PROVIDED INFORMATION
━━━━━━━━━━━━━━━━
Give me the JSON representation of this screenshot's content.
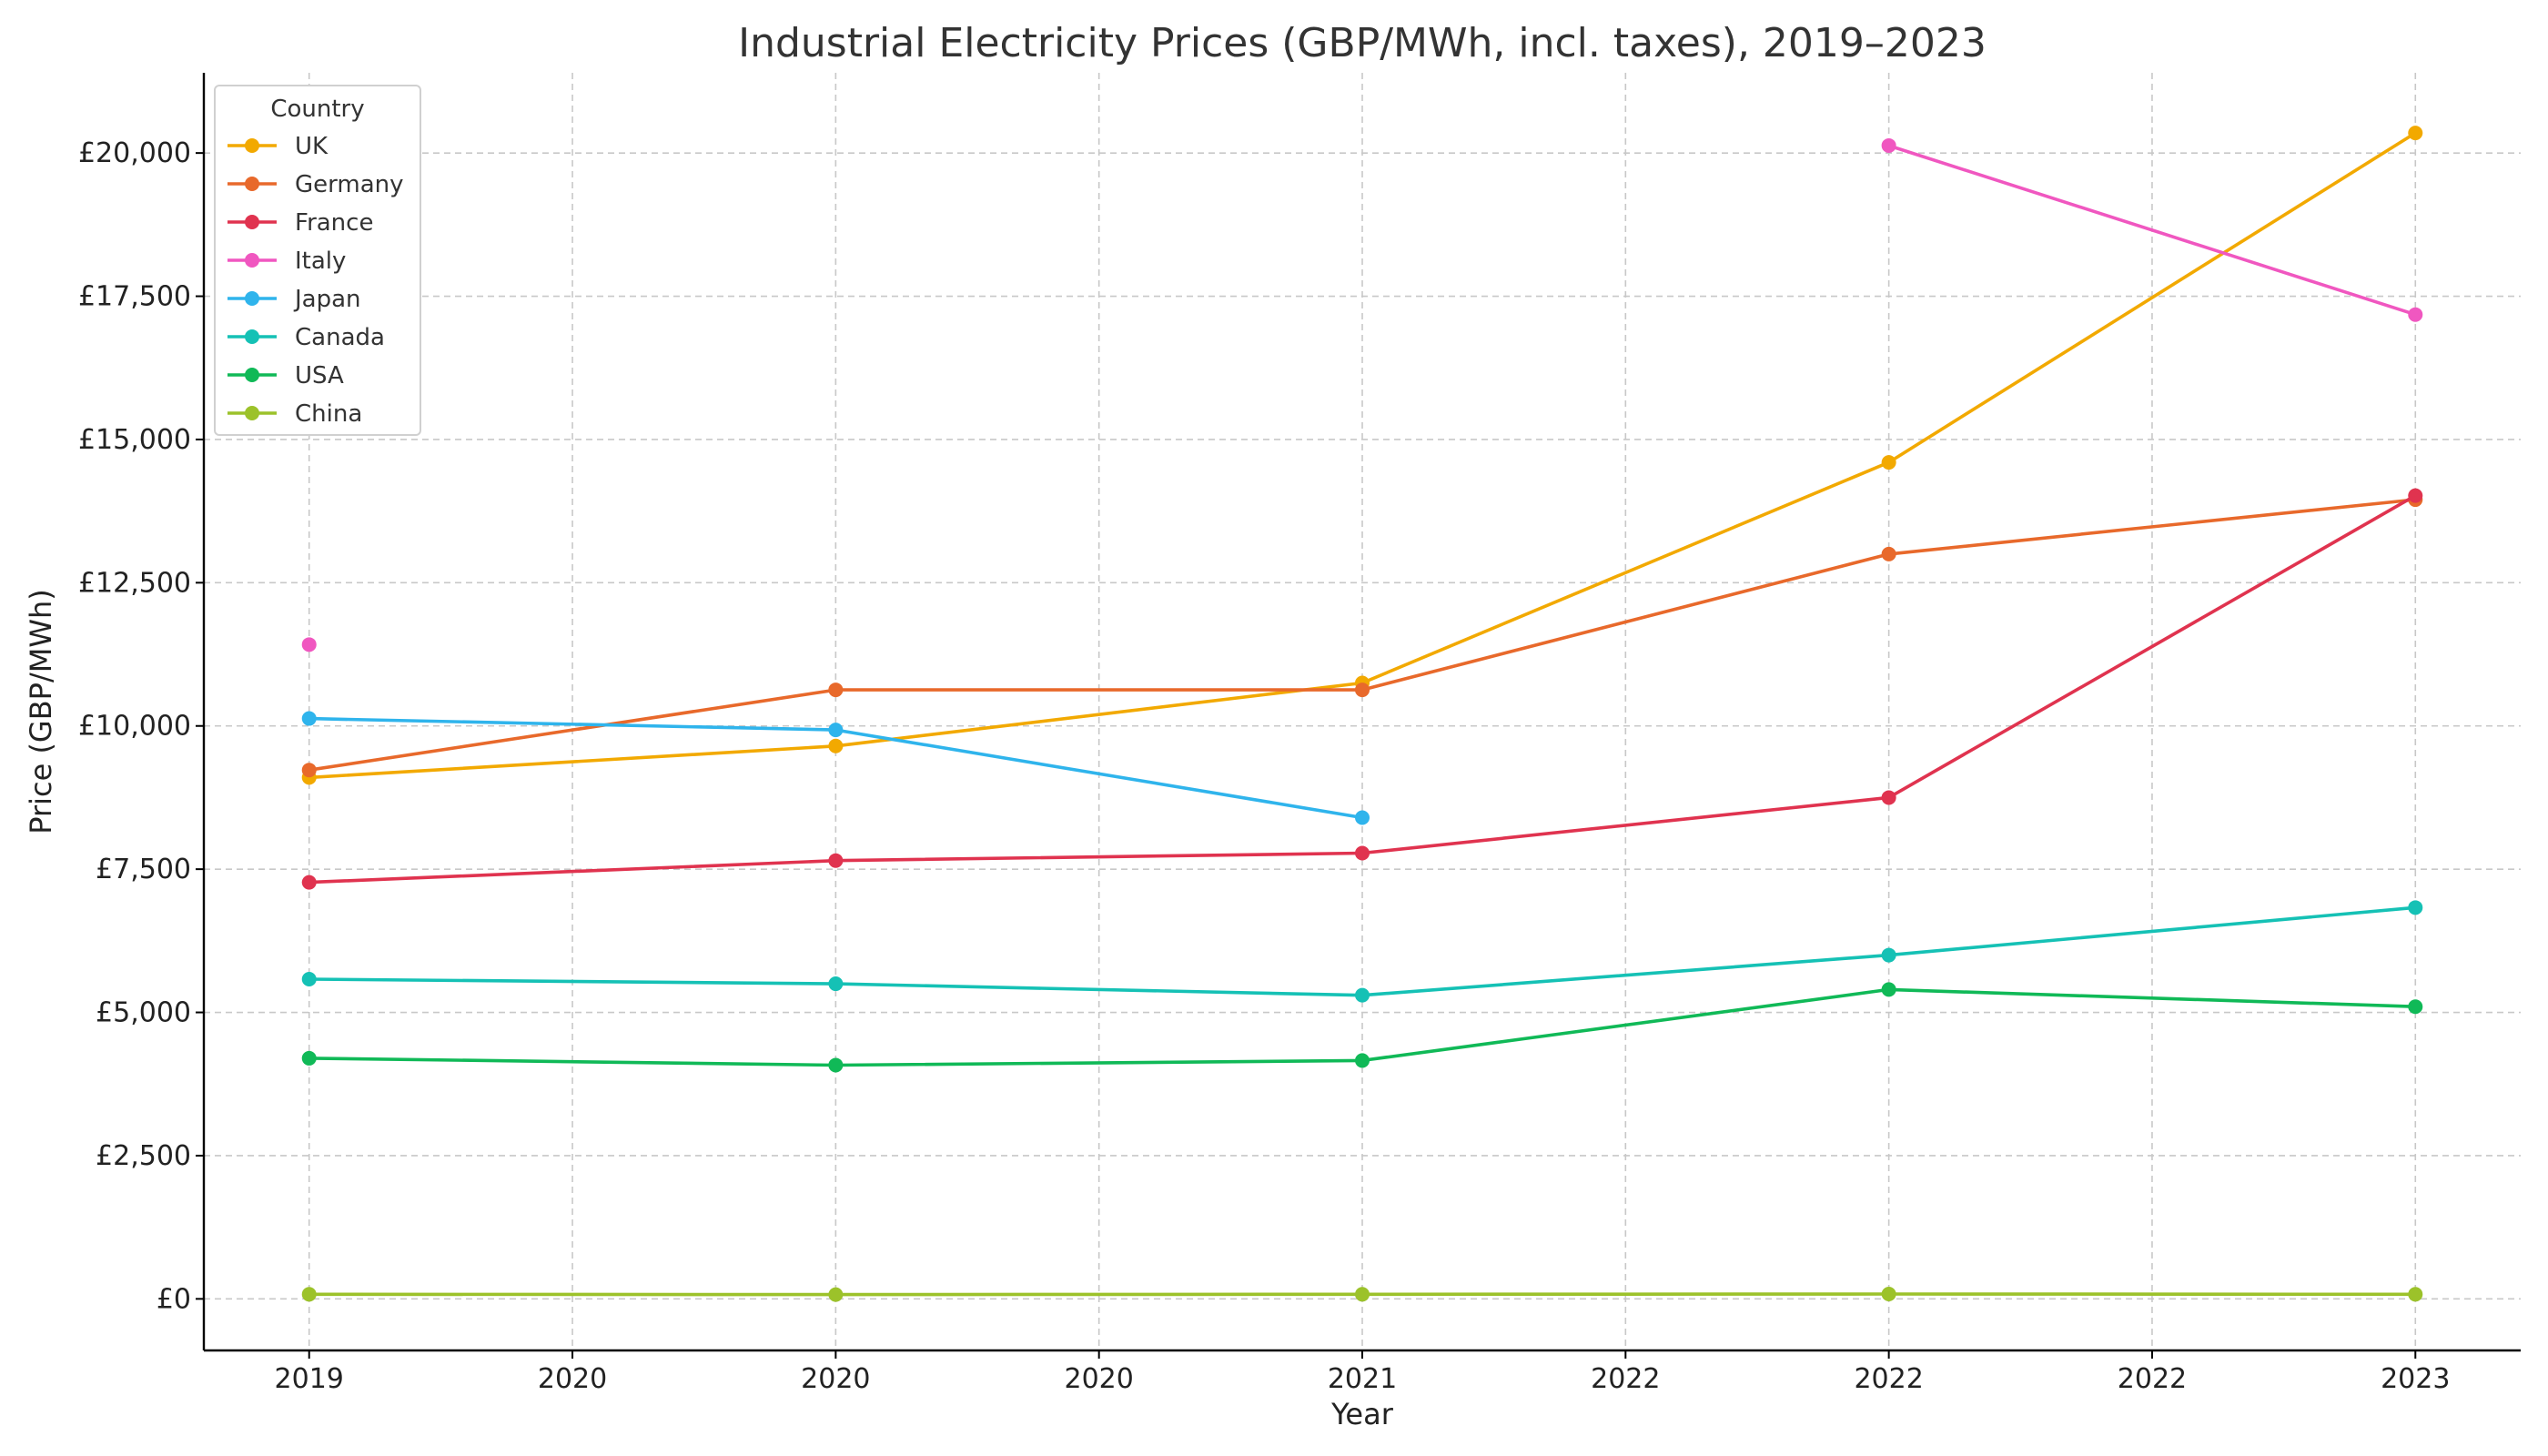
{
  "chart_data": {
    "type": "line",
    "title": "Industrial Electricity Prices (GBP/MWh, incl. taxes), 2019–2023",
    "xlabel": "Year",
    "ylabel": "Price (GBP/MWh)",
    "x": [
      2019,
      2020,
      2021,
      2022,
      2023
    ],
    "xlim": [
      2018.8,
      2023.2
    ],
    "ylim": [
      -900,
      21400
    ],
    "x_ticks": [
      {
        "value": 2019.0,
        "label": "2019"
      },
      {
        "value": 2019.5,
        "label": "2020"
      },
      {
        "value": 2020.0,
        "label": "2020"
      },
      {
        "value": 2020.5,
        "label": "2020"
      },
      {
        "value": 2021.0,
        "label": "2021"
      },
      {
        "value": 2021.5,
        "label": "2022"
      },
      {
        "value": 2022.0,
        "label": "2022"
      },
      {
        "value": 2022.5,
        "label": "2022"
      },
      {
        "value": 2023.0,
        "label": "2023"
      }
    ],
    "y_ticks": [
      {
        "value": 0,
        "label": "£0"
      },
      {
        "value": 2500,
        "label": "£2,500"
      },
      {
        "value": 5000,
        "label": "£5,000"
      },
      {
        "value": 7500,
        "label": "£7,500"
      },
      {
        "value": 10000,
        "label": "£10,000"
      },
      {
        "value": 12500,
        "label": "£12,500"
      },
      {
        "value": 15000,
        "label": "£15,000"
      },
      {
        "value": 17500,
        "label": "£17,500"
      },
      {
        "value": 20000,
        "label": "£20,000"
      }
    ],
    "grid": true,
    "legend": {
      "title": "Country",
      "placement": "top-left"
    },
    "series": [
      {
        "name": "UK",
        "color": "#F2A900",
        "values": [
          9100,
          9650,
          10750,
          14600,
          20350
        ]
      },
      {
        "name": "Germany",
        "color": "#E8692B",
        "values": [
          9230,
          10630,
          10630,
          13000,
          13950
        ]
      },
      {
        "name": "France",
        "color": "#E0334F",
        "values": [
          7270,
          7650,
          7780,
          8750,
          14020
        ]
      },
      {
        "name": "Italy",
        "color": "#F057C0",
        "values": [
          11420,
          null,
          null,
          20130,
          17180
        ]
      },
      {
        "name": "Japan",
        "color": "#2FB4EC",
        "values": [
          10130,
          9930,
          8400,
          null,
          null
        ]
      },
      {
        "name": "Canada",
        "color": "#15C1B5",
        "values": [
          5580,
          5500,
          5300,
          6000,
          6830
        ]
      },
      {
        "name": "USA",
        "color": "#10B957",
        "values": [
          4200,
          4080,
          4160,
          5400,
          5100
        ]
      },
      {
        "name": "China",
        "color": "#9CC22A",
        "values": [
          80,
          75,
          80,
          85,
          80
        ]
      }
    ]
  }
}
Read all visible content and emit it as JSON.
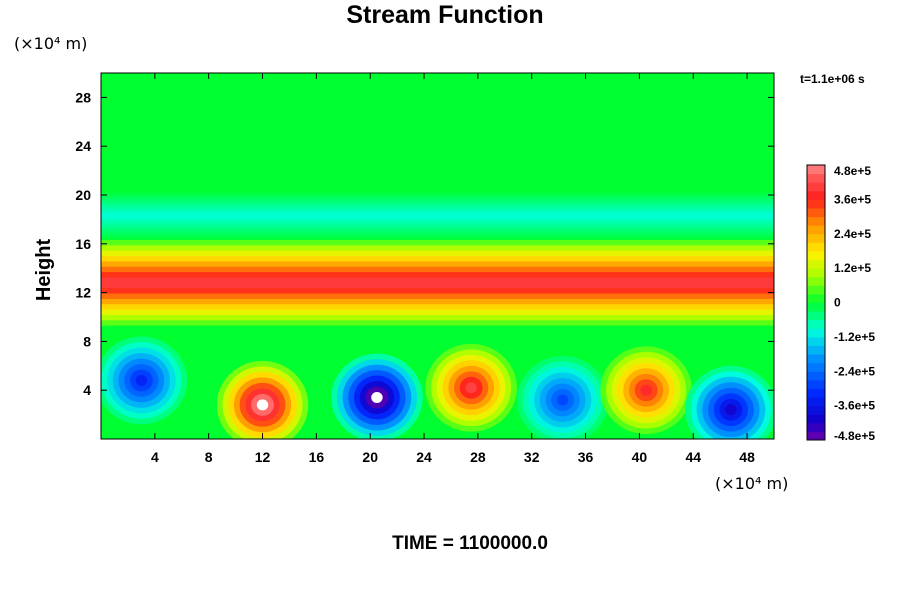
{
  "chart_data": {
    "type": "heatmap",
    "title": "Stream Function",
    "ylabel": "Height",
    "y_unit_label": "(×10⁴ m)",
    "x_unit_label": "(×10⁴ m)",
    "time_label": "t=1.1e+06 s",
    "footer": "TIME = 1100000.0",
    "xlim": [
      0,
      50
    ],
    "ylim": [
      0,
      30
    ],
    "x_ticks": [
      4,
      8,
      12,
      16,
      20,
      24,
      28,
      32,
      36,
      40,
      44,
      48
    ],
    "y_ticks": [
      4,
      8,
      12,
      16,
      20,
      24,
      28
    ],
    "colorbar": {
      "min": -480000,
      "max": 480000,
      "labels": [
        "4.8e+5",
        "3.6e+5",
        "2.4e+5",
        "1.2e+5",
        "0",
        "-1.2e+5",
        "-2.4e+5",
        "-3.6e+5",
        "-4.8e+5"
      ],
      "label_values": [
        480000,
        360000,
        240000,
        120000,
        0,
        -120000,
        -240000,
        -360000,
        -480000
      ],
      "levels": 32
    },
    "features": [
      {
        "kind": "band",
        "y_center": 12.8,
        "y_width": 2.6,
        "value": 400000
      },
      {
        "kind": "band",
        "y_center": 18.3,
        "y_width": 1.4,
        "value": -90000
      },
      {
        "kind": "cell",
        "x": 3.0,
        "y": 4.8,
        "value": -330000
      },
      {
        "kind": "cell",
        "x": 12.0,
        "y": 2.8,
        "value": 520000
      },
      {
        "kind": "cell",
        "x": 20.5,
        "y": 3.4,
        "value": -520000
      },
      {
        "kind": "cell",
        "x": 27.5,
        "y": 4.2,
        "value": 410000
      },
      {
        "kind": "cell",
        "x": 34.3,
        "y": 3.2,
        "value": -280000
      },
      {
        "kind": "cell",
        "x": 40.5,
        "y": 4.0,
        "value": 380000
      },
      {
        "kind": "cell",
        "x": 46.8,
        "y": 2.4,
        "value": -400000
      }
    ]
  },
  "colors": {
    "background": "#ffffff",
    "zero_level": "#00ff30"
  }
}
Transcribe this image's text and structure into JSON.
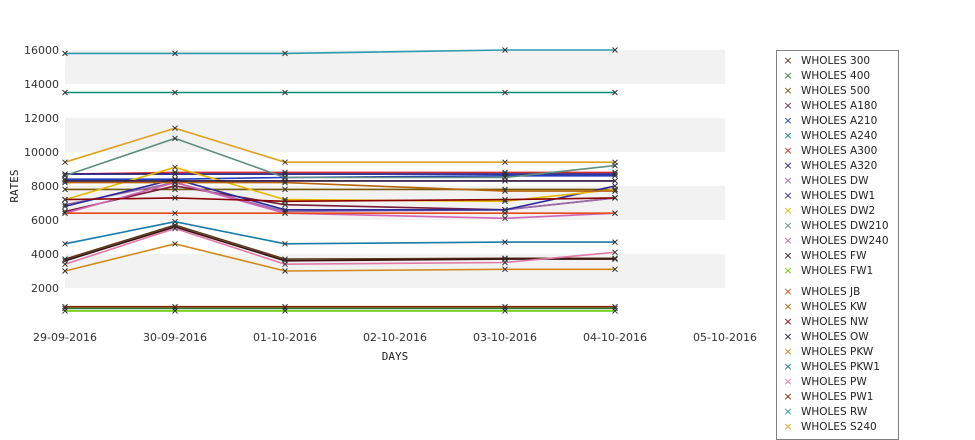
━━━━━━━━━━━━━━━━
SET PROBLEM
Make a verbatim copy of all the entries and strip out the pictures.

TASK OUTPUT
Give me the JSON representation of this screenshot's content.
{
  "chart_data": {
    "type": "line",
    "title": "Industrial Electricity Prices (GBP/MWh, incl. taxes), 2019–2023",
    "xlabel": "Year",
    "ylabel": "Price (GBP/MWh)",
    "x": [
      2019,
      2020,
      2021,
      2022,
      2023
    ],
    "xlim": [
      2018.8,
      2023.2
    ],
    "ylim": [
      -900,
      21400
    ],
    "x_ticks": [
      {
        "value": 2019.0,
        "label": "2019"
      },
      {
        "value": 2019.5,
        "label": "2020"
      },
      {
        "value": 2020.0,
        "label": "2020"
      },
      {
        "value": 2020.5,
        "label": "2020"
      },
      {
        "value": 2021.0,
        "label": "2021"
      },
      {
        "value": 2021.5,
        "label": "2022"
      },
      {
        "value": 2022.0,
        "label": "2022"
      },
      {
        "value": 2022.5,
        "label": "2022"
      },
      {
        "value": 2023.0,
        "label": "2023"
      }
    ],
    "y_ticks": [
      {
        "value": 0,
        "label": "£0"
      },
      {
        "value": 2500,
        "label": "£2,500"
      },
      {
        "value": 5000,
        "label": "£5,000"
      },
      {
        "value": 7500,
        "label": "£7,500"
      },
      {
        "value": 10000,
        "label": "£10,000"
      },
      {
        "value": 12500,
        "label": "£12,500"
      },
      {
        "value": 15000,
        "label": "£15,000"
      },
      {
        "value": 17500,
        "label": "£17,500"
      },
      {
        "value": 20000,
        "label": "£20,000"
      }
    ],
    "grid": true,
    "legend": {
      "title": "Country",
      "placement": "top-left"
    },
    "series": [
      {
        "name": "UK",
        "color": "#F2A900",
        "values": [
          9100,
          9650,
          10750,
          14600,
          20350
        ]
      },
      {
        "name": "Germany",
        "color": "#E8692B",
        "values": [
          9230,
          10630,
          10630,
          13000,
          13950
        ]
      },
      {
        "name": "France",
        "color": "#E0334F",
        "values": [
          7270,
          7650,
          7780,
          8750,
          14020
        ]
      },
      {
        "name": "Italy",
        "color": "#F057C0",
        "values": [
          11420,
          null,
          null,
          20130,
          17180
        ]
      },
      {
        "name": "Japan",
        "color": "#2FB4EC",
        "values": [
          10130,
          9930,
          8400,
          null,
          null
        ]
      },
      {
        "name": "Canada",
        "color": "#15C1B5",
        "values": [
          5580,
          5500,
          5300,
          6000,
          6830
        ]
      },
      {
        "name": "USA",
        "color": "#10B957",
        "values": [
          4200,
          4080,
          4160,
          5400,
          5100
        ]
      },
      {
        "name": "China",
        "color": "#9CC22A",
        "values": [
          80,
          75,
          80,
          85,
          80
        ]
      }
    ]
  }
}
Read all visible content and emit it as JSON.
{
  "chart_data": {
    "type": "heatmap",
    "title": "Stream Function",
    "ylabel": "Height",
    "y_unit_label": "(×10⁴ m)",
    "x_unit_label": "(×10⁴ m)",
    "time_label": "t=1.1e+06 s",
    "footer": "TIME = 1100000.0",
    "xlim": [
      0,
      50
    ],
    "ylim": [
      0,
      30
    ],
    "x_ticks": [
      4,
      8,
      12,
      16,
      20,
      24,
      28,
      32,
      36,
      40,
      44,
      48
    ],
    "y_ticks": [
      4,
      8,
      12,
      16,
      20,
      24,
      28
    ],
    "colorbar": {
      "min": -480000,
      "max": 480000,
      "labels": [
        "4.8e+5",
        "3.6e+5",
        "2.4e+5",
        "1.2e+5",
        "0",
        "-1.2e+5",
        "-2.4e+5",
        "-3.6e+5",
        "-4.8e+5"
      ],
      "label_values": [
        480000,
        360000,
        240000,
        120000,
        0,
        -120000,
        -240000,
        -360000,
        -480000
      ],
      "levels": 32
    },
    "features": [
      {
        "kind": "band",
        "y_center": 12.8,
        "y_width": 2.6,
        "value": 400000
      },
      {
        "kind": "band",
        "y_center": 18.3,
        "y_width": 1.4,
        "value": -90000
      },
      {
        "kind": "cell",
        "x": 3.0,
        "y": 4.8,
        "value": -330000
      },
      {
        "kind": "cell",
        "x": 12.0,
        "y": 2.8,
        "value": 520000
      },
      {
        "kind": "cell",
        "x": 20.5,
        "y": 3.4,
        "value": -520000
      },
      {
        "kind": "cell",
        "x": 27.5,
        "y": 4.2,
        "value": 410000
      },
      {
        "kind": "cell",
        "x": 34.3,
        "y": 3.2,
        "value": -280000
      },
      {
        "kind": "cell",
        "x": 40.5,
        "y": 4.0,
        "value": 380000
      },
      {
        "kind": "cell",
        "x": 46.8,
        "y": 2.4,
        "value": -400000
      }
    ]
  },
  "colors": {
    "background": "#ffffff",
    "zero_level": "#00ff30"
  }
}
Transcribe this image's text and structure into JSON.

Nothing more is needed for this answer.